● **Aim of the task**: Select and copy out every line in the records containing "avomaalle".

● **The records**:
━━━━━━━━━━━━━━━━━━━━
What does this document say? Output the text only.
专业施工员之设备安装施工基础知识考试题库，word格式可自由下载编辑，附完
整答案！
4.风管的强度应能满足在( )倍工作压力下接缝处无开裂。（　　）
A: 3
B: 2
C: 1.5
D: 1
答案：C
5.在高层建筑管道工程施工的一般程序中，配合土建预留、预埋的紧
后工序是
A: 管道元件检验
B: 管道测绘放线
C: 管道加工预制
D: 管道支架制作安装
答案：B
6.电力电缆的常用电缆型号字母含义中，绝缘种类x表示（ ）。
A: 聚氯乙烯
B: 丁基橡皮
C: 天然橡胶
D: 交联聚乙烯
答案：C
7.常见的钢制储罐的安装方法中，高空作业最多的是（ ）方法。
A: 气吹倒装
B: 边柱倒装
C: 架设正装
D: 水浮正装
━━━━━━━━━━━━━━━━━━━━
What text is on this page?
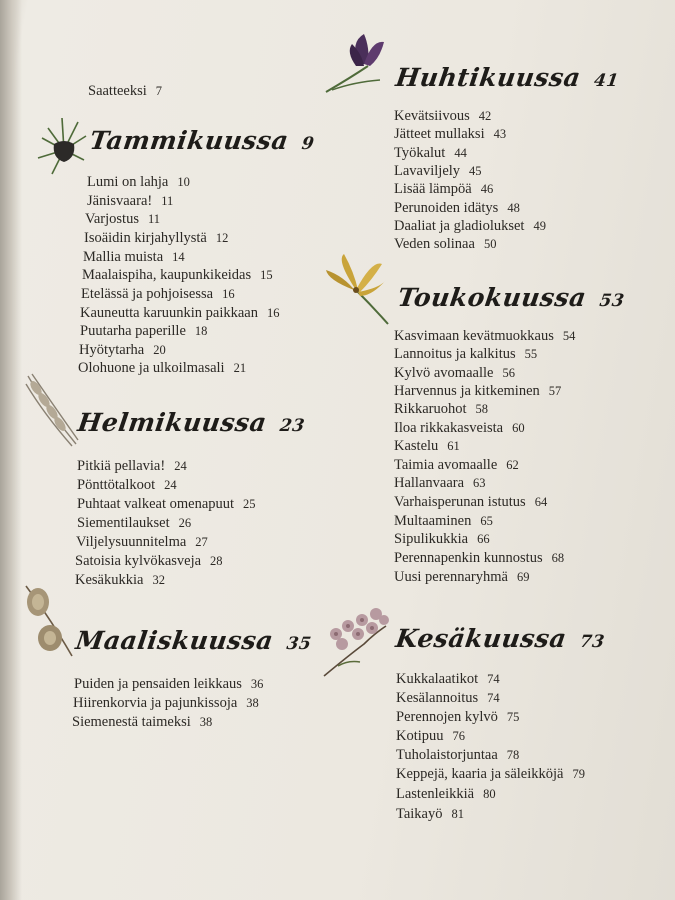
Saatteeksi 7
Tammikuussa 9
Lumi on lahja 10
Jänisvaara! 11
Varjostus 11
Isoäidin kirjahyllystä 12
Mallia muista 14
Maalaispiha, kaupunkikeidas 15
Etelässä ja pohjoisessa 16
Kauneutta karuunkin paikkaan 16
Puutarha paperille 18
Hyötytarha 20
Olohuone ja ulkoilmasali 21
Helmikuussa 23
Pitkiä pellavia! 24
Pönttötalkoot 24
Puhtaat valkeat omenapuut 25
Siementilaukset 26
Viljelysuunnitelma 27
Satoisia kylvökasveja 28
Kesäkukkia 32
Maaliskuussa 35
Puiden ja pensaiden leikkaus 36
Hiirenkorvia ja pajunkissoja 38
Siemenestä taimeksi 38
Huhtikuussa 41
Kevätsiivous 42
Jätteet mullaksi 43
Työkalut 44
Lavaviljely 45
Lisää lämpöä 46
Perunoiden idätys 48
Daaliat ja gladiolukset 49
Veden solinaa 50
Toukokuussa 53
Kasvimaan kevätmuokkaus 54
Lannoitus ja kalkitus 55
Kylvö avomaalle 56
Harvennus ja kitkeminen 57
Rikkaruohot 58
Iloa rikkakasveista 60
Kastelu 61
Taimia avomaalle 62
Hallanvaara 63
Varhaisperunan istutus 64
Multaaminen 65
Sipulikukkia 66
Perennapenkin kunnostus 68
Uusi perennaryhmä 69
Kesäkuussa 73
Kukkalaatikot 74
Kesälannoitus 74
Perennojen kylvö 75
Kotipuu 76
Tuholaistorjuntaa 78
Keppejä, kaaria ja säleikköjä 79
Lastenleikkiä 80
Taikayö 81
━━━━━━━━━━━━━━━━━━━━
● **Result below**:
Kylvö avomaalle 56
Taimia avomaalle 62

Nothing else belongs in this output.